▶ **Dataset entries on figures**
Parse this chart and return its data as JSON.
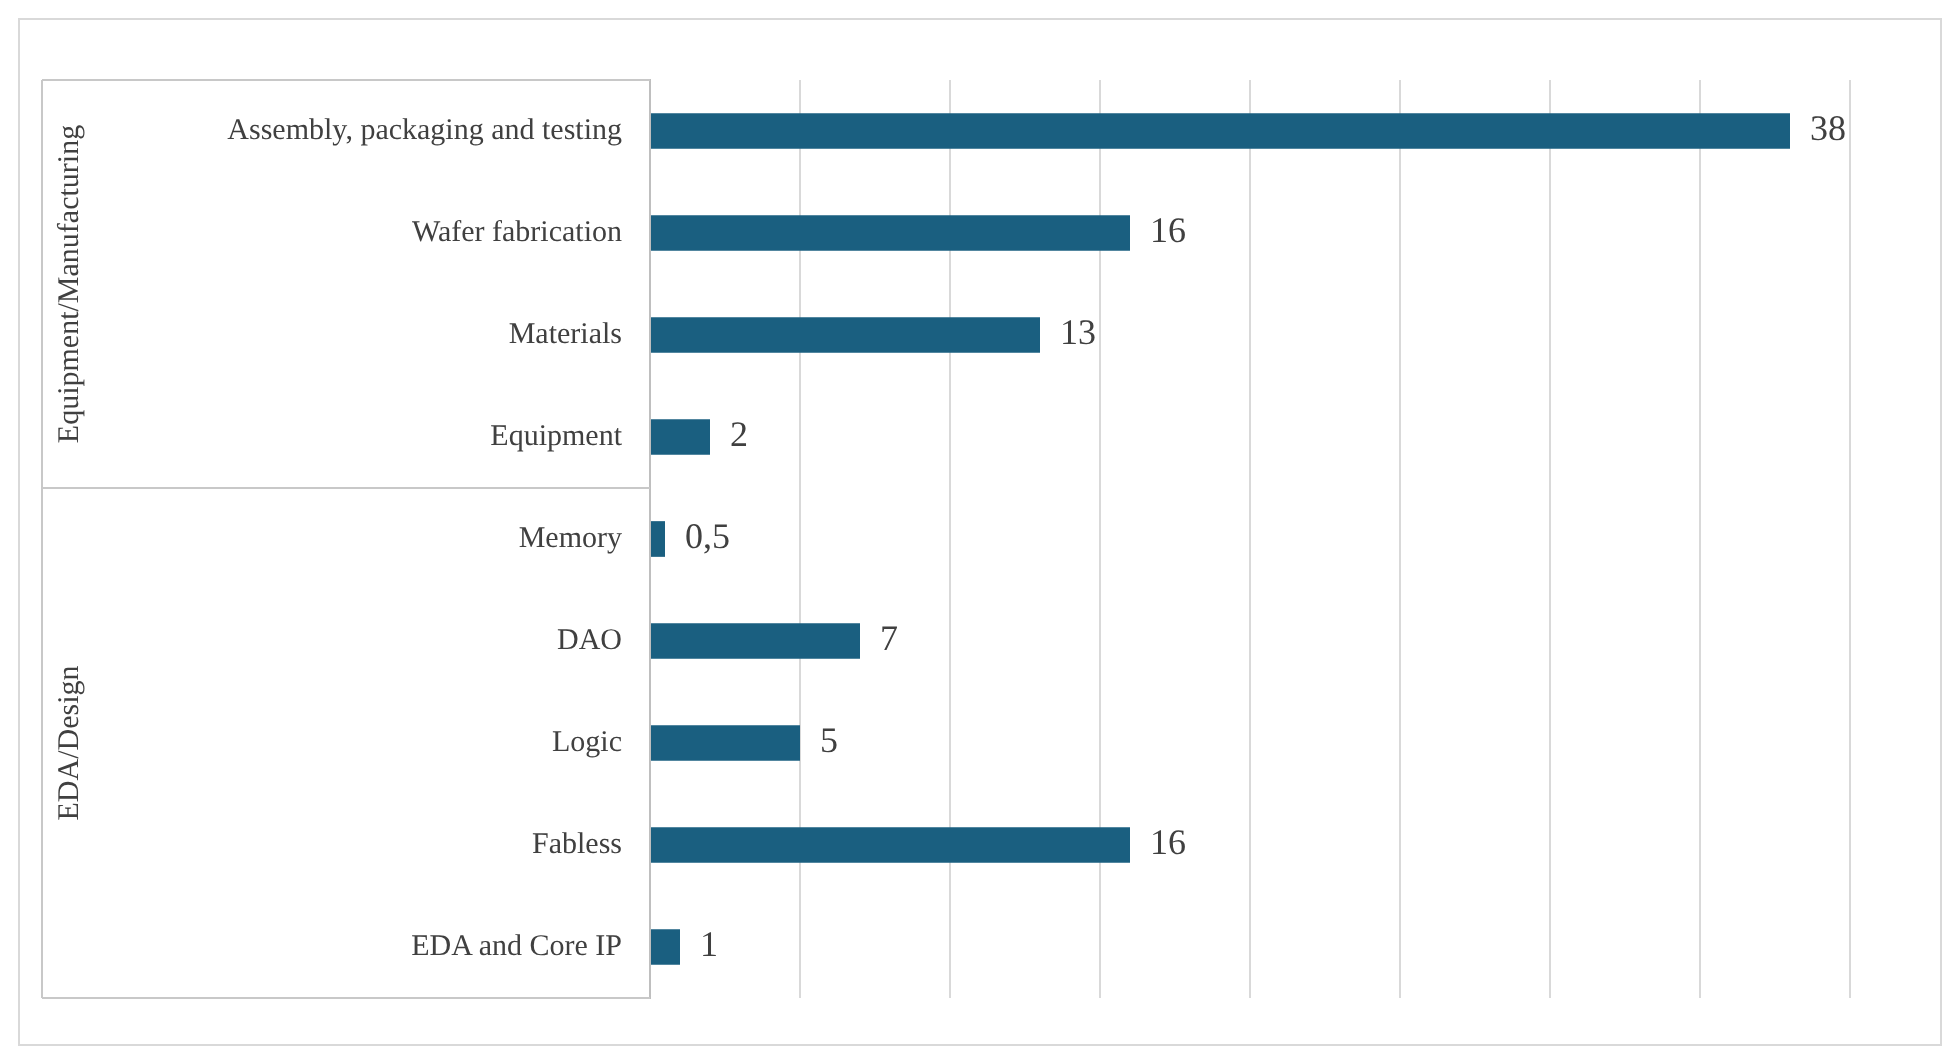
{
  "chart_data": {
    "type": "bar",
    "orientation": "horizontal",
    "categories": [
      "Assembly, packaging and testing",
      "Wafer fabrication",
      "Materials",
      "Equipment",
      "Memory",
      "DAO",
      "Logic",
      "Fabless",
      "EDA and Core IP"
    ],
    "values": [
      38,
      16,
      13,
      2,
      0.5,
      7,
      5,
      16,
      1
    ],
    "value_labels": [
      "38",
      "16",
      "13",
      "2",
      "0,5",
      "7",
      "5",
      "16",
      "1"
    ],
    "color": "#1a5f80",
    "relative": false,
    "xlim": [
      0,
      40
    ],
    "xticks": [
      {
        "value": 0,
        "label": null
      },
      {
        "value": 5,
        "label": null
      },
      {
        "value": 10,
        "label": null
      },
      {
        "value": 15,
        "label": null
      },
      {
        "value": 20,
        "label": null
      },
      {
        "value": 25,
        "label": null
      },
      {
        "value": 30,
        "label": null
      },
      {
        "value": 35,
        "label": null
      },
      {
        "value": 40,
        "label": null
      }
    ],
    "grid": "x",
    "tick_labels": "y",
    "legend": false,
    "annotations": [
      "Equipment/Manufacturing",
      "EDA/Design"
    ]
  }
}
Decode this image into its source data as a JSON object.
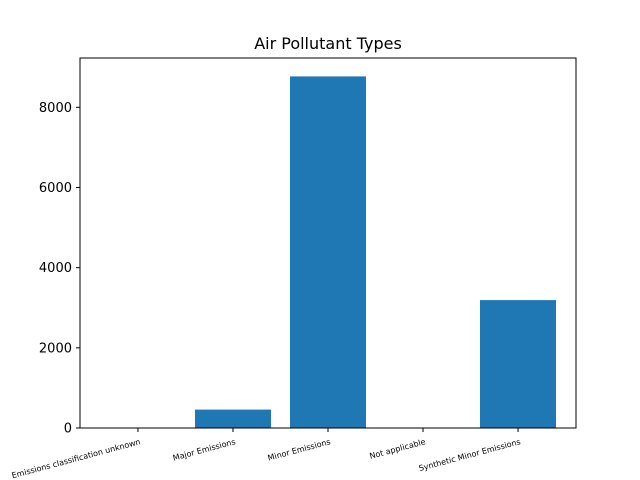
{
  "chart_data": {
    "type": "bar",
    "title": "Air Pollutant Types",
    "xlabel": "",
    "ylabel": "",
    "categories": [
      "Emissions classification unknown",
      "Major Emissions",
      "Minor Emissions",
      "Not applicable",
      "Synthetic Minor Emissions"
    ],
    "values": [
      2,
      460,
      8770,
      3,
      3190
    ],
    "ylim": [
      0,
      9230
    ],
    "yticks": [
      0,
      2000,
      4000,
      6000,
      8000
    ],
    "grid": false,
    "bar_color": "#1f77b4"
  }
}
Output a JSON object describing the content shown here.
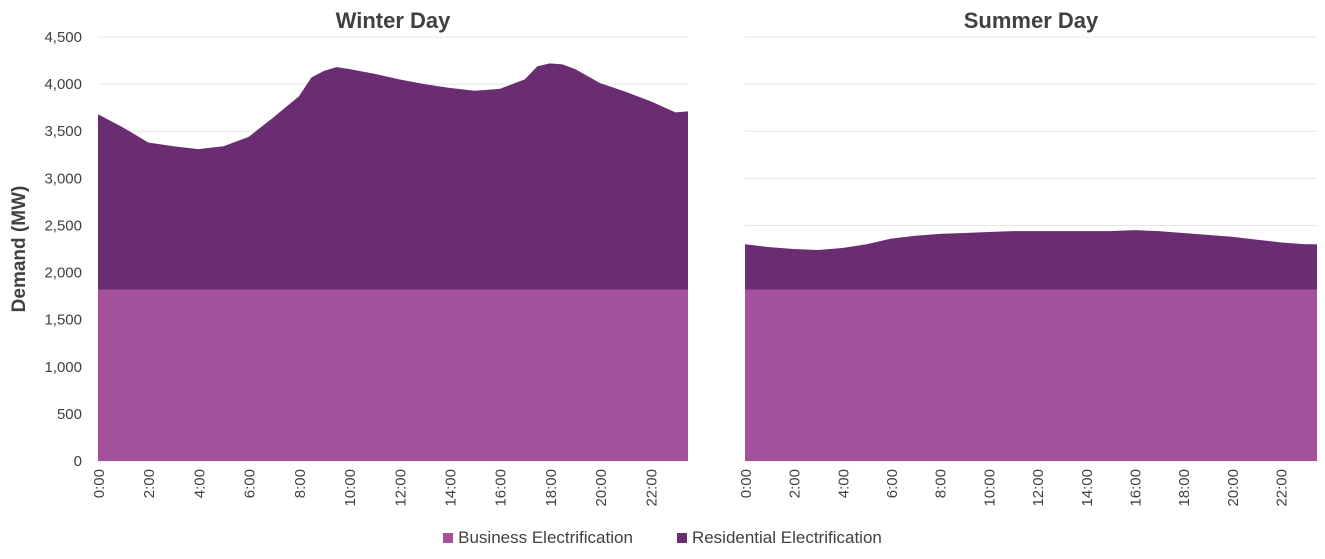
{
  "colors": {
    "business": "#a3519b",
    "residential": "#6b2d72",
    "grid": "#e6e6e6",
    "text": "#404040",
    "title": "#404040"
  },
  "legend": [
    {
      "label": "Business Electrification",
      "color": "#a3519b"
    },
    {
      "label": "Residential Electrification",
      "color": "#6b2d72"
    }
  ],
  "chart_data": [
    {
      "type": "area",
      "stacked": true,
      "title": "Winter Day",
      "ylabel": "Demand (MW)",
      "ylim": [
        0,
        4500
      ],
      "yticks": [
        "0",
        "500",
        "1,000",
        "1,500",
        "2,000",
        "2,500",
        "3,000",
        "3,500",
        "4,000",
        "4,500"
      ],
      "xtick_labels": [
        "0:00",
        "2:00",
        "4:00",
        "6:00",
        "8:00",
        "10:00",
        "12:00",
        "14:00",
        "16:00",
        "18:00",
        "20:00",
        "22:00"
      ],
      "grid": true,
      "x": [
        0,
        1,
        2,
        3,
        4,
        5,
        6,
        7,
        8,
        8.5,
        9,
        9.5,
        10,
        11,
        12,
        13,
        14,
        15,
        16,
        17,
        17.5,
        18,
        18.5,
        19,
        20,
        21,
        22,
        23,
        23.5
      ],
      "series": [
        {
          "name": "Business Electrification",
          "values": [
            1820,
            1820,
            1820,
            1820,
            1820,
            1820,
            1820,
            1820,
            1820,
            1820,
            1820,
            1820,
            1820,
            1820,
            1820,
            1820,
            1820,
            1820,
            1820,
            1820,
            1820,
            1820,
            1820,
            1820,
            1820,
            1820,
            1820,
            1820,
            1820
          ]
        },
        {
          "name": "Residential Electrification",
          "values": [
            1860,
            1720,
            1560,
            1520,
            1490,
            1520,
            1620,
            1830,
            2050,
            2250,
            2320,
            2360,
            2340,
            2290,
            2230,
            2180,
            2140,
            2110,
            2130,
            2230,
            2370,
            2400,
            2390,
            2340,
            2190,
            2100,
            2000,
            1880,
            1890
          ]
        }
      ]
    },
    {
      "type": "area",
      "stacked": true,
      "title": "Summer Day",
      "ylim": [
        0,
        4500
      ],
      "xtick_labels": [
        "0:00",
        "2:00",
        "4:00",
        "6:00",
        "8:00",
        "10:00",
        "12:00",
        "14:00",
        "16:00",
        "18:00",
        "20:00",
        "22:00"
      ],
      "grid": true,
      "x": [
        0,
        1,
        2,
        3,
        4,
        5,
        6,
        7,
        8,
        9,
        10,
        11,
        12,
        13,
        14,
        15,
        16,
        17,
        18,
        19,
        20,
        21,
        22,
        23,
        23.5
      ],
      "series": [
        {
          "name": "Business Electrification",
          "values": [
            1820,
            1820,
            1820,
            1820,
            1820,
            1820,
            1820,
            1820,
            1820,
            1820,
            1820,
            1820,
            1820,
            1820,
            1820,
            1820,
            1820,
            1820,
            1820,
            1820,
            1820,
            1820,
            1820,
            1820,
            1820
          ]
        },
        {
          "name": "Residential Electrification",
          "values": [
            480,
            450,
            430,
            420,
            440,
            480,
            540,
            570,
            590,
            600,
            610,
            620,
            620,
            620,
            620,
            620,
            630,
            620,
            600,
            580,
            560,
            530,
            500,
            480,
            480
          ]
        }
      ]
    }
  ]
}
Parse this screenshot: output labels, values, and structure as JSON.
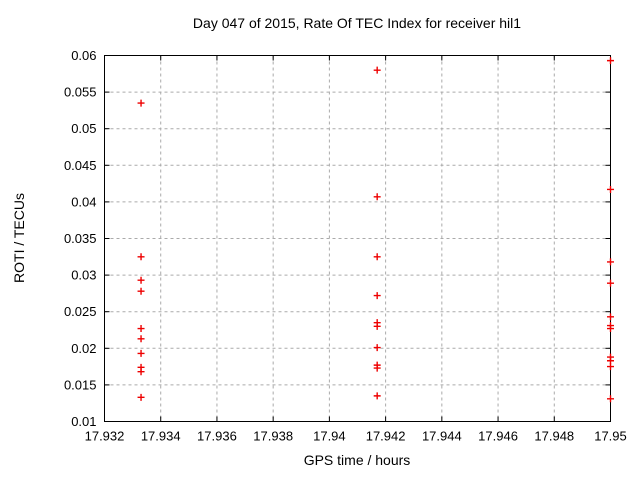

▶ **What to work on**
Repeat each line of the records above exactly, but do not copy the pictures.

▶ **Result of this task**
Parse this chart and return its data as JSON.
{
  "chart_data": {
    "type": "bar",
    "orientation": "horizontal",
    "categories": [
      "Assembly, packaging and testing",
      "Wafer fabrication",
      "Materials",
      "Equipment",
      "Memory",
      "DAO",
      "Logic",
      "Fabless",
      "EDA and Core IP"
    ],
    "values": [
      38,
      16,
      13,
      2,
      0.5,
      7,
      5,
      16,
      1
    ],
    "value_labels": [
      "38",
      "16",
      "13",
      "2",
      "0,5",
      "7",
      "5",
      "16",
      "1"
    ],
    "color": "#1a5f80",
    "relative": false,
    "xlim": [
      0,
      40
    ],
    "xticks": [
      {
        "value": 0,
        "label": null
      },
      {
        "value": 5,
        "label": null
      },
      {
        "value": 10,
        "label": null
      },
      {
        "value": 15,
        "label": null
      },
      {
        "value": 20,
        "label": null
      },
      {
        "value": 25,
        "label": null
      },
      {
        "value": 30,
        "label": null
      },
      {
        "value": 35,
        "label": null
      },
      {
        "value": 40,
        "label": null
      }
    ],
    "grid": "x",
    "tick_labels": "y",
    "legend": false,
    "annotations": [
      "Equipment/Manufacturing",
      "EDA/Design"
    ]
  }
}
Decode this image into its source data as a JSON object.
{
  "chart_data": {
    "type": "bar",
    "title": "Air Pollutant Types",
    "xlabel": "",
    "ylabel": "",
    "categories": [
      "Emissions classification unknown",
      "Major Emissions",
      "Minor Emissions",
      "Not applicable",
      "Synthetic Minor Emissions"
    ],
    "values": [
      2,
      460,
      8770,
      3,
      3190
    ],
    "ylim": [
      0,
      9230
    ],
    "yticks": [
      0,
      2000,
      4000,
      6000,
      8000
    ],
    "grid": false,
    "bar_color": "#1f77b4"
  }
}
Output a JSON object describing the content shown here.
{
  "colors": {
    "business": "#a3519b",
    "residential": "#6b2d72",
    "grid": "#e6e6e6",
    "text": "#404040",
    "title": "#404040"
  },
  "legend": [
    {
      "label": "Business Electrification",
      "color": "#a3519b"
    },
    {
      "label": "Residential Electrification",
      "color": "#6b2d72"
    }
  ],
  "chart_data": [
    {
      "type": "area",
      "stacked": true,
      "title": "Winter Day",
      "ylabel": "Demand (MW)",
      "ylim": [
        0,
        4500
      ],
      "yticks": [
        "0",
        "500",
        "1,000",
        "1,500",
        "2,000",
        "2,500",
        "3,000",
        "3,500",
        "4,000",
        "4,500"
      ],
      "xtick_labels": [
        "0:00",
        "2:00",
        "4:00",
        "6:00",
        "8:00",
        "10:00",
        "12:00",
        "14:00",
        "16:00",
        "18:00",
        "20:00",
        "22:00"
      ],
      "grid": true,
      "x": [
        0,
        1,
        2,
        3,
        4,
        5,
        6,
        7,
        8,
        8.5,
        9,
        9.5,
        10,
        11,
        12,
        13,
        14,
        15,
        16,
        17,
        17.5,
        18,
        18.5,
        19,
        20,
        21,
        22,
        23,
        23.5
      ],
      "series": [
        {
          "name": "Business Electrification",
          "values": [
            1820,
            1820,
            1820,
            1820,
            1820,
            1820,
            1820,
            1820,
            1820,
            1820,
            1820,
            1820,
            1820,
            1820,
            1820,
            1820,
            1820,
            1820,
            1820,
            1820,
            1820,
            1820,
            1820,
            1820,
            1820,
            1820,
            1820,
            1820,
            1820
          ]
        },
        {
          "name": "Residential Electrification",
          "values": [
            1860,
            1720,
            1560,
            1520,
            1490,
            1520,
            1620,
            1830,
            2050,
            2250,
            2320,
            2360,
            2340,
            2290,
            2230,
            2180,
            2140,
            2110,
            2130,
            2230,
            2370,
            2400,
            2390,
            2340,
            2190,
            2100,
            2000,
            1880,
            1890
          ]
        }
      ]
    },
    {
      "type": "area",
      "stacked": true,
      "title": "Summer Day",
      "ylim": [
        0,
        4500
      ],
      "xtick_labels": [
        "0:00",
        "2:00",
        "4:00",
        "6:00",
        "8:00",
        "10:00",
        "12:00",
        "14:00",
        "16:00",
        "18:00",
        "20:00",
        "22:00"
      ],
      "grid": true,
      "x": [
        0,
        1,
        2,
        3,
        4,
        5,
        6,
        7,
        8,
        9,
        10,
        11,
        12,
        13,
        14,
        15,
        16,
        17,
        18,
        19,
        20,
        21,
        22,
        23,
        23.5
      ],
      "series": [
        {
          "name": "Business Electrification",
          "values": [
            1820,
            1820,
            1820,
            1820,
            1820,
            1820,
            1820,
            1820,
            1820,
            1820,
            1820,
            1820,
            1820,
            1820,
            1820,
            1820,
            1820,
            1820,
            1820,
            1820,
            1820,
            1820,
            1820,
            1820,
            1820
          ]
        },
        {
          "name": "Residential Electrification",
          "values": [
            480,
            450,
            430,
            420,
            440,
            480,
            540,
            570,
            590,
            600,
            610,
            620,
            620,
            620,
            620,
            620,
            630,
            620,
            600,
            580,
            560,
            530,
            500,
            480,
            480
          ]
        }
      ]
    }
  ]
}
Parse this screenshot: output labels, values, and structure as JSON.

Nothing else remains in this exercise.